• [Passage]:
Studio album by the Afghan Whigs
- Released: March 12, 1996
- Recorded: August–September 1995
- Studio: Bear Creek (Woodinville, Washington); Robert Lang (Shoreline, Washington);
- Genre: Alternative rock; soul; progressive soul; grunge;
- Length: 51:56
- Label: Elektra
- Producer: Greg Dulli

The Afghan Whigs chronology
| Gentlemen (1993) | Black Love (1996) | 1965 (1998) |

Singles from Black Love
- "Honky's Ladder" Released: February 20, 1996; "Going to Town" Released: July 22, 1996;

= Black Love (The Afghan Whigs album) =

Black Love is the fifth album by the band the Afghan Whigs, released in March 1996. It was released by Elektra Records/Sub Pop in the US and by Mute in Europe, and was produced by Greg Dulli. Black Love was preceded by the single "Honky's Ladder" and followed by the single "Going to Town" (also released as the Bonnie & Clyde EP in the US).

Prior to the album's release, lead singer Greg Dulli seriously explored producing a movie in the film noir genre, but despite his optioning at least one book, the movie was never made. Dulli's ideas for a soundtrack led to the songs recorded on this album.

The album was reissued on November 25, 2016, on Rhino Records, in celebration of the 20th anniversary of its initial release. The 20th anniversary reissue was released as a double CD and triple LP, and includes nine previously unreleased tracks.

==Critical reception==

Upon its initial release, Black Love received mixed reviews from critics, who generally considered it inferior to its predecessor Gentlemen. In recent years, the album has been regarded as one of the best albums in the band's oeuvre, with Stereogum labeling it their best album in a "Worst to Best" list.

Ian Cohen of Stylus Magazine reflected: "Dulli and the gang came up with the idea of making the first alt-blaxploitation album; while interesting in concept, in execution, Black Love ended up being hookless grunge that happened to have bongos and a B-3."

Professional ratings
Review scores
| Source | Rating |
| AllMusic | Star |
| Chicago Tribune | Star |
| Christgau's Consumer Guide | (1-star Honorable Mention) |
| The Encyclopedia of Popular Music | Star |
| Entertainment Weekly | C |
| Los Angeles Times | Star |
| Rolling Stone | Star |
| (The New) Rolling Stone Album Guide | Star Half star |
| San Francisco Chronicle | Star |
| Spin | 8/10 |

==Track listing==
All tracks composed by Greg Dulli except: "Double Day" composed by Greg Dulli and Rick McCollum.

• [Record set]:

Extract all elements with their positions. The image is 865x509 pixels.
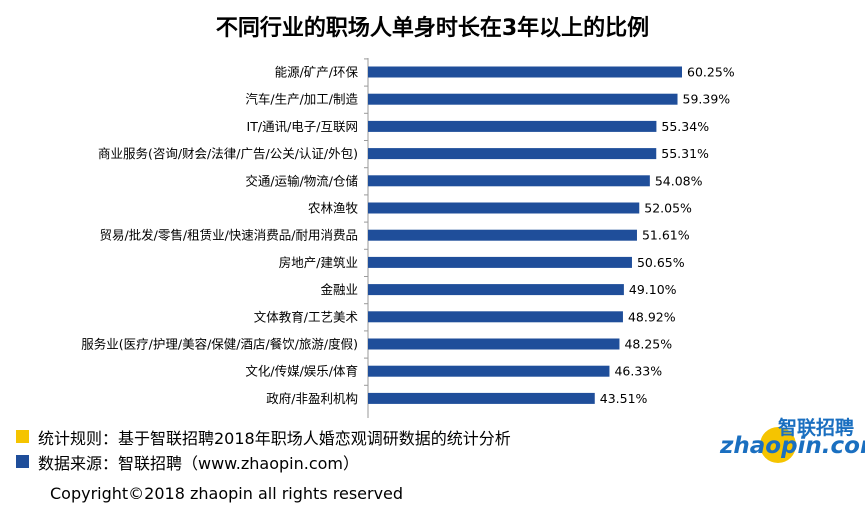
data-label: 54.08%	[655, 173, 703, 188]
bar	[368, 311, 623, 323]
bar	[368, 338, 620, 350]
logo-cn-text: 智联招聘	[777, 417, 854, 439]
category-label: 汽车/生产/加工/制造	[245, 92, 358, 107]
data-label: 59.39%	[683, 92, 731, 107]
category-label: 交通/运输/物流/仓储	[245, 173, 358, 188]
category-label: 文化/传媒/娱乐/体育	[245, 364, 358, 379]
bar	[368, 93, 678, 105]
category-label: 服务业(医疗/护理/美容/保健/酒店/餐饮/旅游/度假)	[81, 337, 358, 352]
data-label: 48.92%	[628, 309, 676, 324]
zhaopin-logo: 智联招聘 zhaopin.com	[720, 413, 865, 475]
yellow-square-icon	[16, 430, 29, 443]
data-label: 49.10%	[629, 282, 677, 297]
bar	[368, 148, 657, 160]
data-label: 46.33%	[614, 364, 662, 379]
category-label: 文体教育/工艺美术	[254, 309, 359, 324]
data-label: 48.25%	[624, 337, 672, 352]
data-label: 60.25%	[687, 65, 735, 80]
bar	[368, 365, 610, 377]
bar	[368, 66, 682, 78]
note-source-text: 数据来源：智联招聘（www.zhaopin.com）	[38, 453, 360, 473]
bar	[368, 392, 595, 404]
bar-chart: 能源/矿产/环保 60.25% 汽车/生产/加工/制造 59.39% IT/通讯/电子/…	[81, 58, 735, 418]
notes: 统计规则：基于智联招聘2018年职场人婚恋观调研数据的统计分析 数据来源：智联招…	[16, 424, 511, 474]
data-label: 50.65%	[637, 255, 685, 270]
bar	[368, 202, 640, 214]
bar	[368, 284, 624, 296]
category-label: 农林渔牧	[308, 201, 359, 216]
category-label: 贸易/批发/零售/租赁业/快速消费品/耐用消费品	[99, 228, 358, 243]
note-rule-text: 统计规则：基于智联招聘2018年职场人婚恋观调研数据的统计分析	[38, 428, 511, 448]
blue-square-icon	[16, 455, 29, 468]
data-label: 55.31%	[661, 146, 709, 161]
category-label: 商业服务(咨询/财会/法律/广告/公关/认证/外包)	[98, 146, 358, 161]
data-label: 51.61%	[642, 228, 690, 243]
bar	[368, 256, 632, 268]
copyright: Copyright©2018 zhaopin all rights reserv…	[50, 484, 404, 503]
logo-en-text: zhaopin.com	[720, 433, 865, 459]
note-rule: 统计规则：基于智联招聘2018年职场人婚恋观调研数据的统计分析	[16, 424, 511, 449]
chart-title: 不同行业的职场人单身时长在3年以上的比例	[215, 16, 650, 41]
data-label: 52.05%	[644, 201, 692, 216]
data-label: 43.51%	[600, 391, 648, 406]
bar	[368, 175, 650, 187]
category-label: 政府/非盈利机构	[266, 391, 358, 406]
category-label: 金融业	[320, 282, 358, 297]
data-label: 55.34%	[661, 119, 709, 134]
category-label: 能源/矿产/环保	[275, 65, 359, 80]
bar	[368, 229, 637, 241]
category-label: 房地产/建筑业	[279, 255, 358, 270]
category-label: IT/通讯/电子/互联网	[247, 119, 358, 134]
bar	[368, 120, 657, 132]
note-source: 数据来源：智联招聘（www.zhaopin.com）	[16, 449, 511, 474]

• [Short problem 1]: Duplicate the rows starting at the line that contains "173, 703, 188]" and ending at the line that contains "229, 637, 241]", with both of those lines included.
• [Short problem 2]: Pick up the Black Love album article where it stops and continue it.
The album article and the rows are separate material with no connection to each other.

• [Exercise answer 1]:
data-label: 54.08%	[655, 173, 703, 188]
bar	[368, 311, 623, 323]
bar	[368, 338, 620, 350]
logo-cn-text: 智联招聘	[777, 417, 854, 439]
category-label: 汽车/生产/加工/制造	[245, 92, 358, 107]
data-label: 59.39%	[683, 92, 731, 107]
category-label: 交通/运输/物流/仓储	[245, 173, 358, 188]
category-label: 文化/传媒/娱乐/体育	[245, 364, 358, 379]
bar	[368, 93, 678, 105]
category-label: 服务业(医疗/护理/美容/保健/酒店/餐饮/旅游/度假)	[81, 337, 358, 352]
data-label: 48.92%	[628, 309, 676, 324]
zhaopin-logo: 智联招聘 zhaopin.com	[720, 413, 865, 475]
yellow-square-icon	[16, 430, 29, 443]
data-label: 49.10%	[629, 282, 677, 297]
bar	[368, 148, 657, 160]
data-label: 46.33%	[614, 364, 662, 379]
category-label: 文体教育/工艺美术	[254, 309, 359, 324]
data-label: 48.25%	[624, 337, 672, 352]
data-label: 60.25%	[687, 65, 735, 80]
bar	[368, 365, 610, 377]
bar	[368, 66, 682, 78]
note-source-text: 数据来源：智联招聘（www.zhaopin.com）	[38, 453, 360, 473]
bar	[368, 392, 595, 404]
bar-chart: 能源/矿产/环保 60.25% 汽车/生产/加工/制造 59.39% IT/通讯/电子/…	[81, 58, 735, 418]
notes: 统计规则：基于智联招聘2018年职场人婚恋观调研数据的统计分析 数据来源：智联招…	[16, 424, 511, 474]
data-label: 50.65%	[637, 255, 685, 270]
bar	[368, 202, 640, 214]
bar	[368, 284, 624, 296]
category-label: 农林渔牧	[308, 201, 359, 216]
category-label: 贸易/批发/零售/租赁业/快速消费品/耐用消费品	[99, 228, 358, 243]
note-rule-text: 统计规则：基于智联招聘2018年职场人婚恋观调研数据的统计分析	[38, 428, 511, 448]
blue-square-icon	[16, 455, 29, 468]
data-label: 55.31%	[661, 146, 709, 161]
category-label: 商业服务(咨询/财会/法律/广告/公关/认证/外包)	[98, 146, 358, 161]
data-label: 51.61%	[642, 228, 690, 243]
bar	[368, 256, 632, 268]
copyright: Copyright©2018 zhaopin all rights reserv…	[50, 484, 404, 503]
logo-en-text: zhaopin.com	[720, 433, 865, 459]
note-rule: 统计规则：基于智联招聘2018年职场人婚恋观调研数据的统计分析	[16, 424, 511, 449]
chart-title: 不同行业的职场人单身时长在3年以上的比例	[215, 16, 650, 41]
data-label: 52.05%	[644, 201, 692, 216]
data-label: 43.51%	[600, 391, 648, 406]
bar	[368, 175, 650, 187]
category-label: 政府/非盈利机构	[266, 391, 358, 406]
category-label: 金融业	[320, 282, 358, 297]
data-label: 55.34%	[661, 119, 709, 134]
category-label: 能源/矿产/环保	[275, 65, 359, 80]
bar	[368, 229, 637, 241]

• [Exercise answer 2]:
1. "Crime Scene Part One" – 5:59
2. "My Enemy" – 3:10
3. "Double Day" – 4:40
4. "Blame, Etc." – 4:11
5. "Step into the Light" – 3:40
6. "Going to Town" – 3:16
7. "Honky's Ladder" – 4:15
8. "Night by Candlelight" – 3:40
9. "Bulletproof" – 6:37
10. "Summer's Kiss" – 3:55
11. "Faded" – 8:25

==Charts==

| Chart (1996) | Peak position |
|---|---|
| UK Albums (OCC) | 41 |
| Swedish Albums (Sverigetopplistan) | 38 |
| New Zealand Albums (RMNZ) | 35 |
| Belgian Albums (Ultratop Flanders) | 23 |
| Belgian Albums (Ultratop Wallonia) | 37 |
| US Billboard 200 | 79 |

==Personnel==
Band
- Greg Dulli – lead vocals & guitars (1–11), drums (5), machine (6), percussion (7,8), timpani (8), sleigh bells (11)
- Rick McCollum – guitars (1–4, 6–11), pedal steel (5), hammered dulcimer (8)
- John Curley – bass (1–7, 9–11), Arp (1,4), guitar (3), vocals (4)
- Paul Buchignani – drums (1–4, 6,7, 9–11), percussion (4,7,9), congas (4)

Additional Musicians
- Harold Chichester – organ (1,4,9,11), clavinet (4,6), Fender Rhodes (5), piano (9,11), vocals (11)
- Doug Falsetti – percussion (1), vocals (3,4,7,9,11)
- Shawn Smith – vocals (6,8)
- Jeffrey Reed – effects (1)
- Barbara Hunter – cellos (4,6,8,11)
- Jeff Powell – vocals (4,9)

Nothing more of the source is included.